Problem to solve: Return the lines below that carry the word "this".
#####
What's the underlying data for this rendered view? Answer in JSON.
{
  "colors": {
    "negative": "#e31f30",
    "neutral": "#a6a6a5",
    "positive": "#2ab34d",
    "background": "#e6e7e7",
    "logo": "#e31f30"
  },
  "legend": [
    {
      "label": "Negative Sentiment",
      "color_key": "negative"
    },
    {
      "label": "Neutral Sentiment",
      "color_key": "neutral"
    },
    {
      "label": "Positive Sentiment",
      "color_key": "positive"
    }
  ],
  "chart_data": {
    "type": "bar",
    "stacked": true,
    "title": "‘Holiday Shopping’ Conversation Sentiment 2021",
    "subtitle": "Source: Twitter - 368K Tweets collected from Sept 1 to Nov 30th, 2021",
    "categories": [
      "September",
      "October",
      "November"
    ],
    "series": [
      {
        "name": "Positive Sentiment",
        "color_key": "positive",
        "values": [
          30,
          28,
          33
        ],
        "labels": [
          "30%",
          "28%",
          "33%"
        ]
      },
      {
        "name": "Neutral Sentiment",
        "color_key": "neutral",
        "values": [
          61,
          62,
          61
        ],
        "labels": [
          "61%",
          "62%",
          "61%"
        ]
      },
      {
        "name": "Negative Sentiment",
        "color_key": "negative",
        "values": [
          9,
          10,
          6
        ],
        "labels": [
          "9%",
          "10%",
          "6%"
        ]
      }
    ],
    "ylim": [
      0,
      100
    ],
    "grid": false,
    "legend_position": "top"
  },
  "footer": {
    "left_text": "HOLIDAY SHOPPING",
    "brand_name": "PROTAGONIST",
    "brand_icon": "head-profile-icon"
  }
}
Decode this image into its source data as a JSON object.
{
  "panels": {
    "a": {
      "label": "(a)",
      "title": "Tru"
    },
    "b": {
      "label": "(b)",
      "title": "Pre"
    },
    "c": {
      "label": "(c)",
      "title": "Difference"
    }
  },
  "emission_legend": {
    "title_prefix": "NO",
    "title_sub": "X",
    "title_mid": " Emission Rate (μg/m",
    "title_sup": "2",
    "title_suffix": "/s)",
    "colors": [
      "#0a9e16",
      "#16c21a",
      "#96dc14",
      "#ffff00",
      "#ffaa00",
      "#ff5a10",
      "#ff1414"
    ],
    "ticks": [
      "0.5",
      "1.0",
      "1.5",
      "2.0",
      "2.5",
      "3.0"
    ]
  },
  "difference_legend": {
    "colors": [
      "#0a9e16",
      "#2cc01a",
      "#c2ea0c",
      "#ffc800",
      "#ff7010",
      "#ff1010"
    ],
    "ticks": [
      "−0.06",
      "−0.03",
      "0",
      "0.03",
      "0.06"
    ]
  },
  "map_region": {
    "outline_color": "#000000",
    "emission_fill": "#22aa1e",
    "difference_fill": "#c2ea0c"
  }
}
#####
Output of the task:
What's the underlying data for this rendered view? Answer in JSON.
Decode this image into its source data as a JSON object.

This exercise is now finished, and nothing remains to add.